> _PROBLEM 1_
Before the records, the conference call transcript appears. List every person it names.

> _DOCUMENT EXTRACT_
══════════

Operator: Good morning, and welcome to the Industrial Logistics Properties Trust Fourth Quarter 2022 Financial Results Conference Call. All participants will be in listen-only mode. Please note this event is being recorded. I would now like to turn the conference over to Kevin Barry, Director of Investor Relations. Please go ahead, sir.
Kevin Barry: Good morning, everyone, and thank you for joining us today. With me on the call are ILPT's President and Chief Operating Officer, Yael Duffy and Chief Financial Officer and Treasurer, Brian Donley. In just a moment, they will provide details about our business and our performance for the four quarter of 2022, followed by a question-and-answer session with sell-side analysts. First, I would like to note that the recording and retransmission of today's conference call is prohibited without the prior written consent of the company. Also note that today's conference call contains forward-looking statements within the meaning of the Private Securities Litigation Reform Act of 1995 and other securities laws. These forward-looking statements are based on ILPT's beliefs and expectations as of today, Wednesday, February 15th, 2023, and actual results may differ materially from those that we project.

══════════

> _INFORMATION SHOWN_
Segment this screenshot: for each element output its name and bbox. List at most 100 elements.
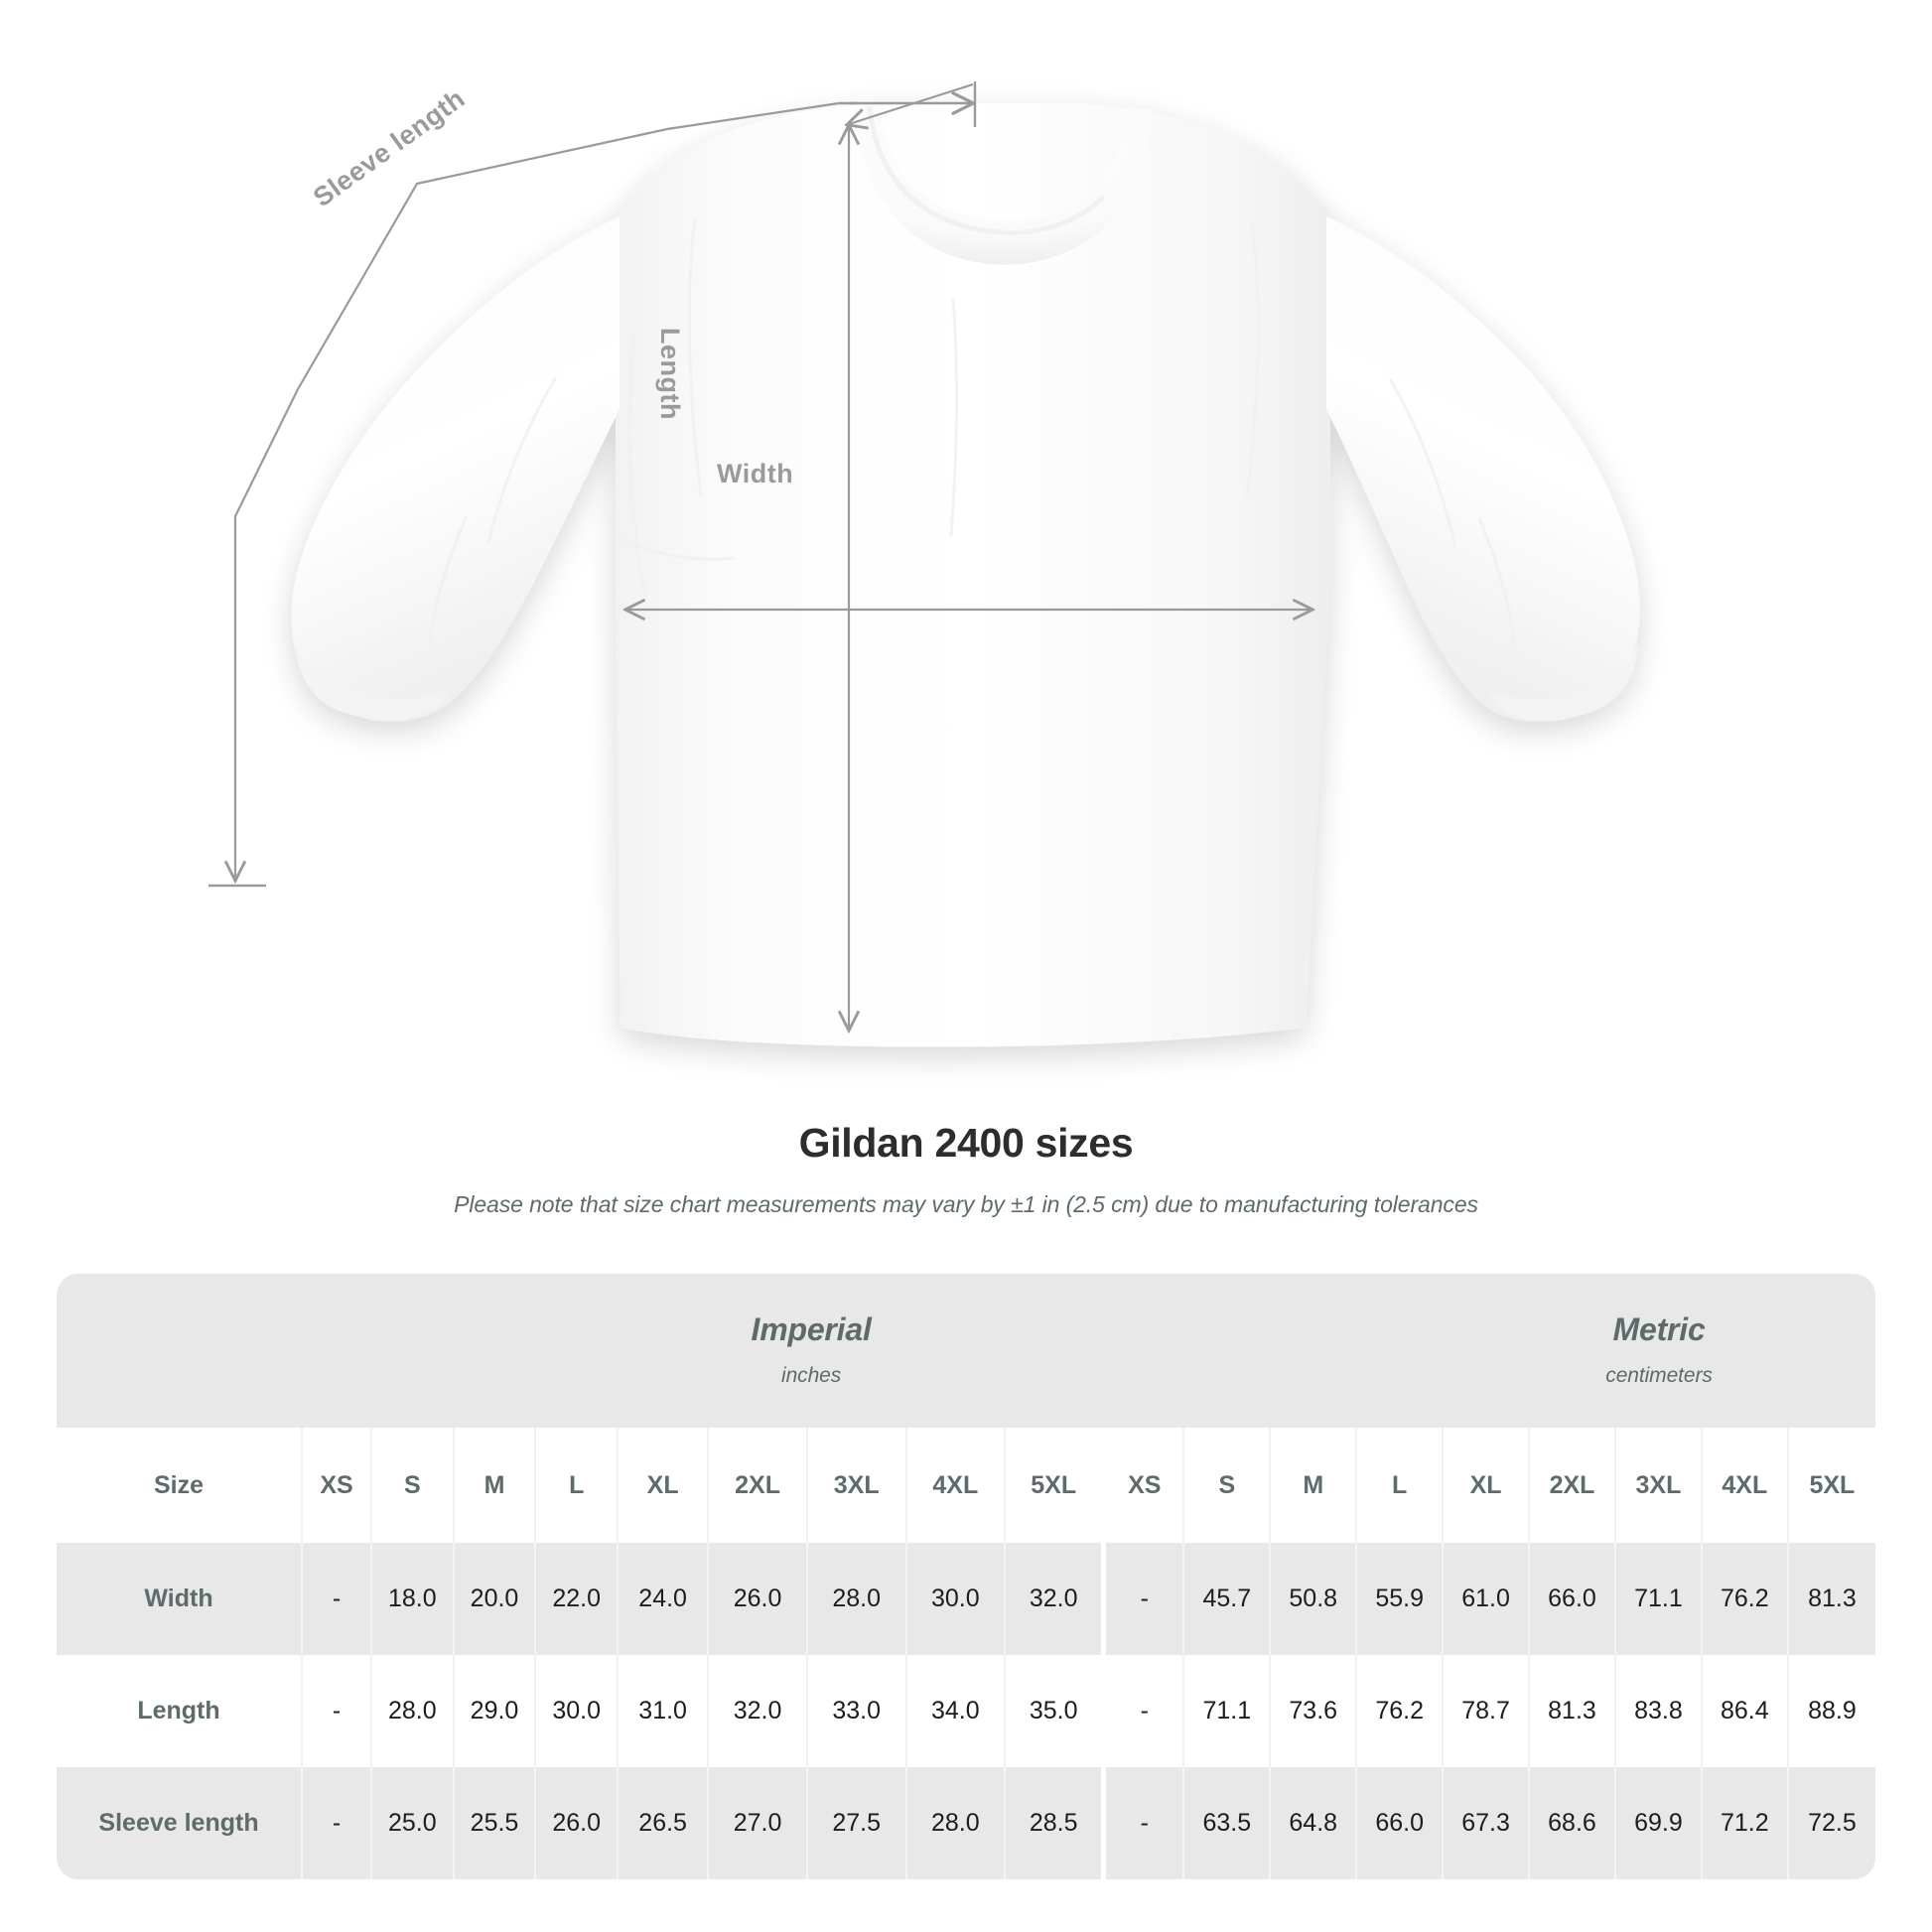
row-label-width: Width: [57, 1543, 303, 1655]
length-imperial-l: 30.0: [534, 1655, 619, 1767]
table-header-row: Size XS S M L XL 2XL 3XL 4XL 5XL XS S M …: [57, 1428, 1875, 1543]
length-imperial-2xl: 32.0: [707, 1655, 807, 1767]
header-imperial-s: S: [369, 1428, 454, 1543]
header-imperial-3xl: 3XL: [805, 1428, 906, 1543]
length-imperial-4xl: 34.0: [904, 1655, 1006, 1767]
length-metric-3xl: 83.8: [1613, 1655, 1702, 1767]
metric-unit-label: centimeters: [1605, 1364, 1713, 1388]
header-imperial-5xl: 5XL: [1004, 1428, 1104, 1543]
width-metric-s: 45.7: [1182, 1543, 1271, 1655]
sleeve-metric-xs: -: [1101, 1767, 1184, 1879]
sleeve-metric-m: 64.8: [1269, 1767, 1357, 1879]
header-metric-3xl: 3XL: [1613, 1428, 1702, 1543]
table-row-width: Width - 18.0 20.0 22.0 24.0 26.0 28.0 30…: [57, 1543, 1875, 1655]
length-metric-s: 71.1: [1182, 1655, 1271, 1767]
width-imperial-2xl: 26.0: [707, 1543, 807, 1655]
metric-system-label: Metric: [1612, 1311, 1706, 1347]
length-metric-l: 76.2: [1355, 1655, 1444, 1767]
length-imperial-xs: -: [301, 1655, 371, 1767]
sleeve-metric-3xl: 69.9: [1613, 1767, 1702, 1879]
garment-illustration: Sleeve length Length Width: [208, 81, 1640, 1047]
sleeve-metric-l: 66.0: [1355, 1767, 1444, 1879]
unit-banner-spacer-mid: [1005, 1274, 1444, 1428]
length-imperial-xl: 31.0: [617, 1655, 709, 1767]
width-annotation-label: Width: [717, 459, 794, 488]
header-metric-5xl: 5XL: [1786, 1428, 1875, 1543]
sleeve-metric-5xl: 72.5: [1786, 1767, 1875, 1879]
sleeve-length-line: [235, 101, 840, 879]
width-imperial-5xl: 32.0: [1004, 1543, 1104, 1655]
width-imperial-m: 20.0: [452, 1543, 536, 1655]
sleeve-metric-s: 63.5: [1182, 1767, 1271, 1879]
length-metric-m: 73.6: [1269, 1655, 1357, 1767]
sleeve-metric-4xl: 71.2: [1700, 1767, 1788, 1879]
header-metric-4xl: 4XL: [1700, 1428, 1788, 1543]
header-metric-2xl: 2XL: [1528, 1428, 1615, 1543]
sleeve-imperial-l: 26.0: [534, 1767, 619, 1879]
width-imperial-3xl: 28.0: [805, 1543, 906, 1655]
sleeve-imperial-xl: 26.5: [617, 1767, 709, 1879]
header-metric-xl: XL: [1442, 1428, 1530, 1543]
sleeve-imperial-3xl: 27.5: [805, 1767, 906, 1879]
title-block: Gildan 2400 sizes Please note that size …: [0, 1120, 1932, 1218]
length-imperial-3xl: 33.0: [805, 1655, 906, 1767]
table-row-sleeve-length: Sleeve length - 25.0 25.5 26.0 26.5 27.0…: [57, 1767, 1875, 1879]
header-metric-s: S: [1182, 1428, 1271, 1543]
width-metric-xs: -: [1101, 1543, 1184, 1655]
length-metric-2xl: 81.3: [1528, 1655, 1615, 1767]
measurement-annotations: [208, 81, 1311, 1029]
width-imperial-xs: -: [301, 1543, 371, 1655]
sleeve-metric-2xl: 68.6: [1528, 1767, 1615, 1879]
width-imperial-s: 18.0: [369, 1543, 454, 1655]
width-metric-2xl: 66.0: [1528, 1543, 1615, 1655]
shirt-silhouette: [291, 103, 1640, 1047]
width-imperial-xl: 24.0: [617, 1543, 709, 1655]
length-metric-5xl: 88.9: [1786, 1655, 1875, 1767]
unit-banner-metric: Metric centimeters: [1443, 1274, 1875, 1428]
width-metric-5xl: 81.3: [1786, 1543, 1875, 1655]
sleeve-imperial-m: 25.5: [452, 1767, 536, 1879]
width-metric-xl: 61.0: [1442, 1543, 1530, 1655]
garment-svg: [208, 81, 1640, 1047]
length-imperial-s: 28.0: [369, 1655, 454, 1767]
width-metric-4xl: 76.2: [1700, 1543, 1788, 1655]
sleeve-metric-xl: 67.3: [1442, 1767, 1530, 1879]
tolerance-note: Please note that size chart measurements…: [454, 1191, 1478, 1217]
header-imperial-m: M: [452, 1428, 536, 1543]
row-label-sleeve-length: Sleeve length: [57, 1767, 303, 1879]
width-metric-m: 50.8: [1269, 1543, 1357, 1655]
sleeve-imperial-s: 25.0: [369, 1767, 454, 1879]
header-imperial-xs: XS: [301, 1428, 371, 1543]
header-metric-xs: XS: [1101, 1428, 1184, 1543]
length-metric-4xl: 86.4: [1700, 1655, 1788, 1767]
row-label-length: Length: [57, 1655, 303, 1767]
width-metric-l: 55.9: [1355, 1543, 1444, 1655]
fabric-folds: [427, 217, 1517, 650]
header-imperial-l: L: [534, 1428, 619, 1543]
unit-banner-spacer-left: [57, 1274, 619, 1428]
size-table: Imperial inches Metric centimeters Size …: [57, 1274, 1875, 1879]
header-metric-l: L: [1355, 1428, 1444, 1543]
size-table-container: Imperial inches Metric centimeters Size …: [57, 1274, 1875, 1879]
page-title: Gildan 2400 sizes: [798, 1120, 1134, 1166]
header-imperial-2xl: 2XL: [707, 1428, 807, 1543]
width-metric-3xl: 71.1: [1613, 1543, 1702, 1655]
imperial-system-label: Imperial: [751, 1311, 872, 1347]
width-imperial-l: 22.0: [534, 1543, 619, 1655]
sleeve-imperial-xs: -: [301, 1767, 371, 1879]
header-metric-m: M: [1269, 1428, 1357, 1543]
table-row-length: Length - 28.0 29.0 30.0 31.0 32.0 33.0 3…: [57, 1655, 1875, 1767]
length-annotation-label: Length: [655, 328, 685, 420]
unit-banner-row: Imperial inches Metric centimeters: [57, 1274, 1875, 1428]
sleeve-imperial-5xl: 28.5: [1004, 1767, 1104, 1879]
sleeve-imperial-4xl: 28.0: [904, 1767, 1006, 1879]
header-imperial-xl: XL: [617, 1428, 709, 1543]
width-imperial-4xl: 30.0: [904, 1543, 1006, 1655]
sleeve-imperial-2xl: 27.0: [707, 1767, 807, 1879]
unit-banner-imperial: Imperial inches: [618, 1274, 1006, 1428]
length-imperial-5xl: 35.0: [1004, 1655, 1104, 1767]
header-imperial-4xl: 4XL: [904, 1428, 1006, 1543]
length-imperial-m: 29.0: [452, 1655, 536, 1767]
length-metric-xl: 78.7: [1442, 1655, 1530, 1767]
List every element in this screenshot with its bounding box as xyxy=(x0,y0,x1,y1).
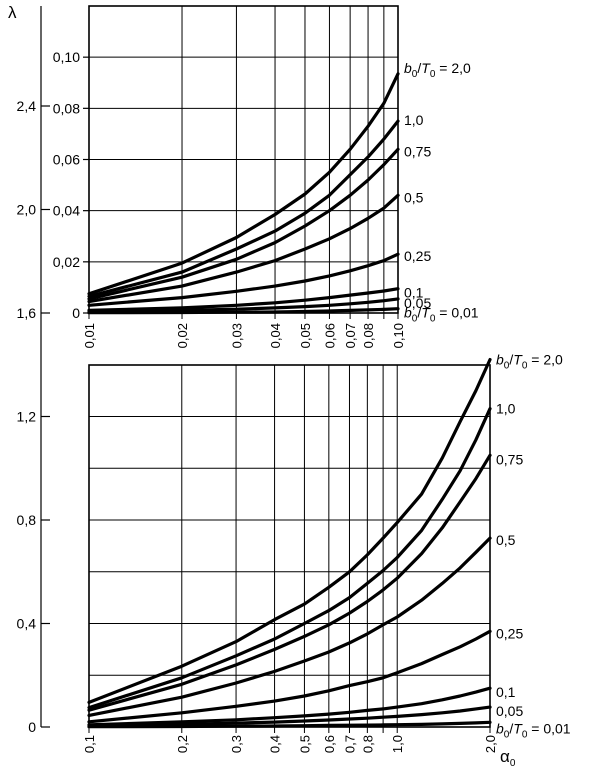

══════════

> _PROBLEM 2_
Count the lines of the records above that contain the string "sizes", with case counting. Give only the number.

> _COMPLETE OUTPUT 1_
Kevin Barry, Yael Duffy, Brian Donley

> _COMPLETE OUTPUT 2_
2